Problem: Below are some entries. Output each one exactly as it appears.

··· Raw records ···

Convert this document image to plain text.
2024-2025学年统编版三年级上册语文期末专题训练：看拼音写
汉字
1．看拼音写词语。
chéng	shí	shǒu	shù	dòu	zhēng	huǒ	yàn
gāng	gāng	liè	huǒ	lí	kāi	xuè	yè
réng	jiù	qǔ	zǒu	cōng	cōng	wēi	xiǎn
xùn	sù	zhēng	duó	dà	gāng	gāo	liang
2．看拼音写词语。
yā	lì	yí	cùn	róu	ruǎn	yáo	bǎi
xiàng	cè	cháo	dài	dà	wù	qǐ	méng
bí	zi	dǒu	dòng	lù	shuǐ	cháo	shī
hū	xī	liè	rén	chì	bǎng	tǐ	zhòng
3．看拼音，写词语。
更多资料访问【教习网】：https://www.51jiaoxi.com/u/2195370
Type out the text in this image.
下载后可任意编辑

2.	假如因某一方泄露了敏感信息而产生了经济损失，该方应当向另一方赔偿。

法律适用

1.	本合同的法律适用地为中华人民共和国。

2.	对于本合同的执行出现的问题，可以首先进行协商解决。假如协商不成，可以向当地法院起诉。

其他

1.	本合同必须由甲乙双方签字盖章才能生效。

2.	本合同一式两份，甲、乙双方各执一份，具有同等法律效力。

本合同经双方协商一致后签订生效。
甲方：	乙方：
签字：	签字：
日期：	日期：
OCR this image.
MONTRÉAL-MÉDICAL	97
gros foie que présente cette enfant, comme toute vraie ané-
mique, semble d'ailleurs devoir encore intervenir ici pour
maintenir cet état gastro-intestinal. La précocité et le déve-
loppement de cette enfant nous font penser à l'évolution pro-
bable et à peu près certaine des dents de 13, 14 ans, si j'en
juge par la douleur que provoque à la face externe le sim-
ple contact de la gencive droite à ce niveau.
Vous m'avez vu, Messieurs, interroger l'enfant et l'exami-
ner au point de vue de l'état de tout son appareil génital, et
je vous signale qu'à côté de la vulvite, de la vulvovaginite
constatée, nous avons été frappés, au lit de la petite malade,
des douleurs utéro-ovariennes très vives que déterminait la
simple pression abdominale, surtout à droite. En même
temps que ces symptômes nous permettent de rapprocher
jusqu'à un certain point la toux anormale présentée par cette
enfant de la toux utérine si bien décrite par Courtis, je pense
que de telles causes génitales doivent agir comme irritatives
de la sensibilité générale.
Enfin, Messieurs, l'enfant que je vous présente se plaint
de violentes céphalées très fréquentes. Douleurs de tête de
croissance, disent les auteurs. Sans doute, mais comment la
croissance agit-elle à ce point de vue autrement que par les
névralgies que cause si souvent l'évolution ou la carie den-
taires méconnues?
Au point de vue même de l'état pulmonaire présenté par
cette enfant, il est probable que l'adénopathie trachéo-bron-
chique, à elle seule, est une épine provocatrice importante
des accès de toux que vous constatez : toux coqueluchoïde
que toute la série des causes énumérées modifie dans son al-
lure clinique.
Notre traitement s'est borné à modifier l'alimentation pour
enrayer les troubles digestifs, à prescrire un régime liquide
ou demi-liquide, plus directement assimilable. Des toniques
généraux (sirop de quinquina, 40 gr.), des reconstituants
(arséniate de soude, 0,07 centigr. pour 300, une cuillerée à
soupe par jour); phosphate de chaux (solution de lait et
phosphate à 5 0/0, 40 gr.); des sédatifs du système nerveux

···

Response to the exercise:
Convert this document image to plain text.
2024-2025学年统编版三年级上册语文期末专题训练：看拼音写
汉字
1．看拼音写词语。
chéng	shí	shǒu	shù	dòu	zhēng	huǒ	yàn
gāng	gāng	liè	huǒ	lí	kāi	xuè	yè
réng	jiù	qǔ	zǒu	cōng	cōng	wēi	xiǎn
xùn	sù	zhēng	duó	dà	gāng	gāo	liang
2．看拼音写词语。
yā	lì	yí	cùn	róu	ruǎn	yáo	bǎi
xiàng	cè	cháo	dài	dà	wù	qǐ	méng
bí	zi	dǒu	dòng	lù	shuǐ	cháo	shī
hū	xī	liè	rén	chì	bǎng	tǐ	zhòng
3．看拼音，写词语。
更多资料访问【教习网】：https://www.51jiaoxi.com/u/2195370
Type out the text in this image.
下载后可任意编辑

2.	假如因某一方泄露了敏感信息而产生了经济损失，该方应当向另一方赔偿。

法律适用

1.	本合同的法律适用地为中华人民共和国。

2.	对于本合同的执行出现的问题，可以首先进行协商解决。假如协商不成，可以向当地法院起诉。

其他

1.	本合同必须由甲乙双方签字盖章才能生效。

2.	本合同一式两份，甲、乙双方各执一份，具有同等法律效力。

本合同经双方协商一致后签订生效。
甲方：	乙方：
签字：	签字：
日期：	日期：
OCR this image.
MONTRÉAL-MÉDICAL	97
gros foie que présente cette enfant, comme toute vraie ané-
mique, semble d'ailleurs devoir encore intervenir ici pour
maintenir cet état gastro-intestinal. La précocité et le déve-
loppement de cette enfant nous font penser à l'évolution pro-
bable et à peu près certaine des dents de 13, 14 ans, si j'en
juge par la douleur que provoque à la face externe le sim-
ple contact de la gencive droite à ce niveau.
Vous m'avez vu, Messieurs, interroger l'enfant et l'exami-
ner au point de vue de l'état de tout son appareil génital, et
je vous signale qu'à côté de la vulvite, de la vulvovaginite
constatée, nous avons été frappés, au lit de la petite malade,
des douleurs utéro-ovariennes très vives que déterminait la
simple pression abdominale, surtout à droite. En même
temps que ces symptômes nous permettent de rapprocher
jusqu'à un certain point la toux anormale présentée par cette
enfant de la toux utérine si bien décrite par Courtis, je pense
que de telles causes génitales doivent agir comme irritatives
de la sensibilité générale.
Enfin, Messieurs, l'enfant que je vous présente se plaint
de violentes céphalées très fréquentes. Douleurs de tête de
croissance, disent les auteurs. Sans doute, mais comment la
croissance agit-elle à ce point de vue autrement que par les
névralgies que cause si souvent l'évolution ou la carie den-
taires méconnues?
Au point de vue même de l'état pulmonaire présenté par
cette enfant, il est probable que l'adénopathie trachéo-bron-
chique, à elle seule, est une épine provocatrice importante
des accès de toux que vous constatez : toux coqueluchoïde
que toute la série des causes énumérées modifie dans son al-
lure clinique.
Notre traitement s'est borné à modifier l'alimentation pour
enrayer les troubles digestifs, à prescrire un régime liquide
ou demi-liquide, plus directement assimilable. Des toniques
généraux (sirop de quinquina, 40 gr.), des reconstituants
(arséniate de soude, 0,07 centigr. pour 300, une cuillerée à
soupe par jour); phosphate de chaux (solution de lait et
phosphate à 5 0/0, 40 gr.); des sédatifs du système nerveux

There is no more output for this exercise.